### Work to be completed
Would you transcribe the whole listing exactly, minus its pictures?

### The records
....

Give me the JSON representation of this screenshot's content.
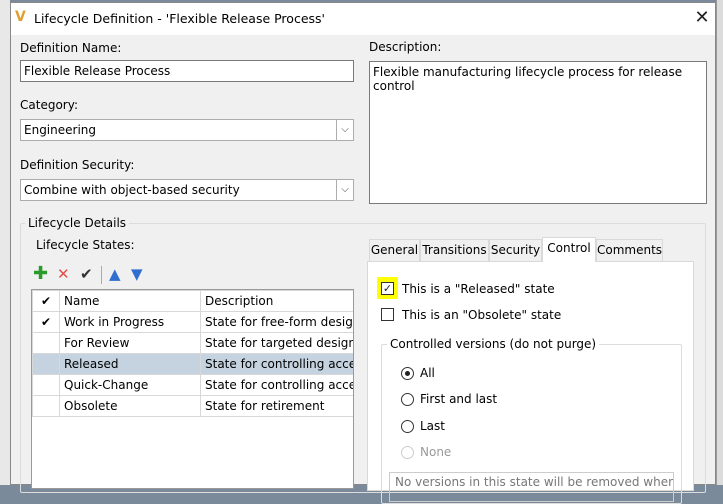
{
  "dialog": {
    "title": "Lifecycle Definition - 'Flexible Release Process'",
    "close_icon": "close-icon",
    "definition_name_label": "Definition Name:",
    "definition_name_value": "Flexible Release Process",
    "category_label": "Category:",
    "category_value": "Engineering",
    "security_label": "Definition Security:",
    "security_value": "Combine with object-based security",
    "description_label": "Description:",
    "description_value": "Flexible manufacturing lifecycle process for release control"
  },
  "details": {
    "group_label": "Lifecycle Details",
    "states_label": "Lifecycle States:",
    "toolbar": [
      "add-icon",
      "delete-icon",
      "check-icon",
      "move-up-icon",
      "move-down-icon"
    ],
    "columns": [
      "Name",
      "Description"
    ],
    "rows": [
      {
        "checked": true,
        "name": "Work in Progress",
        "description": "State for free-form design ..."
      },
      {
        "checked": false,
        "name": "For Review",
        "description": "State for targeted design r..."
      },
      {
        "checked": false,
        "name": "Released",
        "description": "State for controlling acces...",
        "selected": true
      },
      {
        "checked": false,
        "name": "Quick-Change",
        "description": "State for controlling acces..."
      },
      {
        "checked": false,
        "name": "Obsolete",
        "description": "State for retirement"
      }
    ]
  },
  "tabs": [
    "General",
    "Transitions",
    "Security",
    "Control",
    "Comments"
  ],
  "active_tab": "Control",
  "control": {
    "released_label": "This is a \"Released\" state",
    "released_checked": true,
    "obsolete_label": "This is an \"Obsolete\" state",
    "obsolete_checked": false,
    "versions_group": "Controlled versions (do not purge)",
    "options": [
      "All",
      "First and last",
      "Last",
      "None"
    ],
    "selected_option": "All",
    "note": "No versions in this state will be removed when a",
    "highlight_color": "#ffff00"
  }
}
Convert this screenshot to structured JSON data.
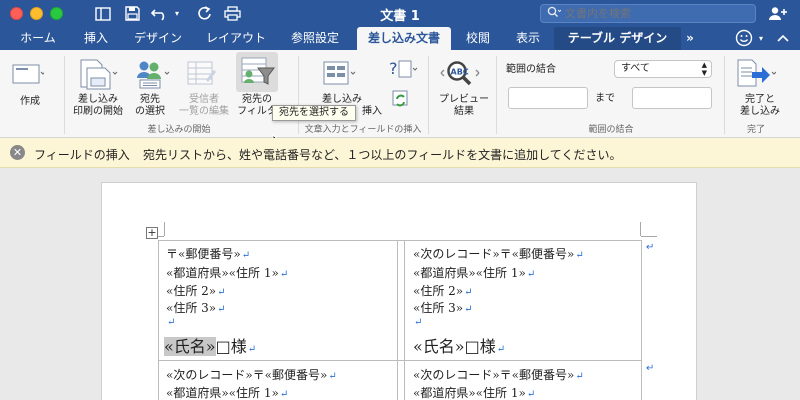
{
  "window": {
    "title": "文書 1",
    "search_placeholder": "文書内を検索"
  },
  "tabs": [
    {
      "label": "ホーム"
    },
    {
      "label": "挿入"
    },
    {
      "label": "デザイン"
    },
    {
      "label": "レイアウト"
    },
    {
      "label": "参照設定"
    },
    {
      "label": "差し込み文書"
    },
    {
      "label": "校閲"
    },
    {
      "label": "表示"
    },
    {
      "label": "テーブル デザイン"
    }
  ],
  "tab_overflow": "»",
  "ribbon": {
    "create": "作成",
    "start_merge_l1": "差し込み",
    "start_merge_l2": "印刷の開始",
    "select_recipients_l1": "宛先",
    "select_recipients_l2": "の選択",
    "edit_list_l1": "受信者",
    "edit_list_l2": "一覧の編集",
    "filter_l1": "宛先の",
    "filter_l2": "フィルタ",
    "group_start": "差し込みの開始",
    "insert_field_l1": "差し込み",
    "insert_field_l2": "挿入",
    "group_fields": "文章入力とフィールドの挿入",
    "preview_l1": "プレビュー",
    "preview_l2": "結果",
    "range_label": "範囲の結合",
    "range_value": "すべて",
    "range_to": "まで",
    "group_range": "範囲の結合",
    "finish_l1": "完了と",
    "finish_l2": "差し込み",
    "group_finish": "完了"
  },
  "tooltip": "宛先を選択する",
  "message_bar": {
    "title": "フィールドの挿入",
    "text": "宛先リストから、姓や電話番号など、１つ以上のフィールドを文書に追加してください。"
  },
  "document": {
    "postal": "〒«郵便番号»",
    "next_postal": "«次のレコード»〒«郵便番号»",
    "prefecture_addr1": "«都道府県»«住所 1»",
    "addr2": "«住所 2»",
    "addr3": "«住所 3»",
    "name_field": "«氏名»",
    "honorific": "□様",
    "para_mark": "↵"
  },
  "colors": {
    "brand": "#2b579a",
    "message_bg": "#fcf6d6",
    "paragraph_mark": "#2b6fd6"
  }
}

....

### Exercise result
Give me the JSON representation of this screenshot's content.
{
  "dialog": {
    "title": "Lifecycle Definition - 'Flexible Release Process'",
    "close_icon": "close-icon",
    "definition_name_label": "Definition Name:",
    "definition_name_value": "Flexible Release Process",
    "category_label": "Category:",
    "category_value": "Engineering",
    "security_label": "Definition Security:",
    "security_value": "Combine with object-based security",
    "description_label": "Description:",
    "description_value": "Flexible manufacturing lifecycle process for release control"
  },
  "details": {
    "group_label": "Lifecycle Details",
    "states_label": "Lifecycle States:",
    "toolbar": [
      "add-icon",
      "delete-icon",
      "check-icon",
      "move-up-icon",
      "move-down-icon"
    ],
    "columns": [
      "Name",
      "Description"
    ],
    "rows": [
      {
        "checked": true,
        "name": "Work in Progress",
        "description": "State for free-form design ..."
      },
      {
        "checked": false,
        "name": "For Review",
        "description": "State for targeted design r..."
      },
      {
        "checked": false,
        "name": "Released",
        "description": "State for controlling acces...",
        "selected": true
      },
      {
        "checked": false,
        "name": "Quick-Change",
        "description": "State for controlling acces..."
      },
      {
        "checked": false,
        "name": "Obsolete",
        "description": "State for retirement"
      }
    ]
  },
  "tabs": [
    "General",
    "Transitions",
    "Security",
    "Control",
    "Comments"
  ],
  "active_tab": "Control",
  "control": {
    "released_label": "This is a \"Released\" state",
    "released_checked": true,
    "obsolete_label": "This is an \"Obsolete\" state",
    "obsolete_checked": false,
    "versions_group": "Controlled versions (do not purge)",
    "options": [
      "All",
      "First and last",
      "Last",
      "None"
    ],
    "selected_option": "All",
    "note": "No versions in this state will be removed when a",
    "highlight_color": "#ffff00"
  }
}
Convert this screenshot to structured JSON data.
{
  "window": {
    "title": "文書 1",
    "search_placeholder": "文書内を検索"
  },
  "tabs": [
    {
      "label": "ホーム"
    },
    {
      "label": "挿入"
    },
    {
      "label": "デザイン"
    },
    {
      "label": "レイアウト"
    },
    {
      "label": "参照設定"
    },
    {
      "label": "差し込み文書"
    },
    {
      "label": "校閲"
    },
    {
      "label": "表示"
    },
    {
      "label": "テーブル デザイン"
    }
  ],
  "tab_overflow": "»",
  "ribbon": {
    "create": "作成",
    "start_merge_l1": "差し込み",
    "start_merge_l2": "印刷の開始",
    "select_recipients_l1": "宛先",
    "select_recipients_l2": "の選択",
    "edit_list_l1": "受信者",
    "edit_list_l2": "一覧の編集",
    "filter_l1": "宛先の",
    "filter_l2": "フィルタ",
    "group_start": "差し込みの開始",
    "insert_field_l1": "差し込み",
    "insert_field_l2": "挿入",
    "group_fields": "文章入力とフィールドの挿入",
    "preview_l1": "プレビュー",
    "preview_l2": "結果",
    "range_label": "範囲の結合",
    "range_value": "すべて",
    "range_to": "まで",
    "group_range": "範囲の結合",
    "finish_l1": "完了と",
    "finish_l2": "差し込み",
    "group_finish": "完了"
  },
  "tooltip": "宛先を選択する",
  "message_bar": {
    "title": "フィールドの挿入",
    "text": "宛先リストから、姓や電話番号など、１つ以上のフィールドを文書に追加してください。"
  },
  "document": {
    "postal": "〒«郵便番号»",
    "next_postal": "«次のレコード»〒«郵便番号»",
    "prefecture_addr1": "«都道府県»«住所 1»",
    "addr2": "«住所 2»",
    "addr3": "«住所 3»",
    "name_field": "«氏名»",
    "honorific": "□様",
    "para_mark": "↵"
  },
  "colors": {
    "brand": "#2b579a",
    "message_bg": "#fcf6d6",
    "paragraph_mark": "#2b6fd6"
  }
}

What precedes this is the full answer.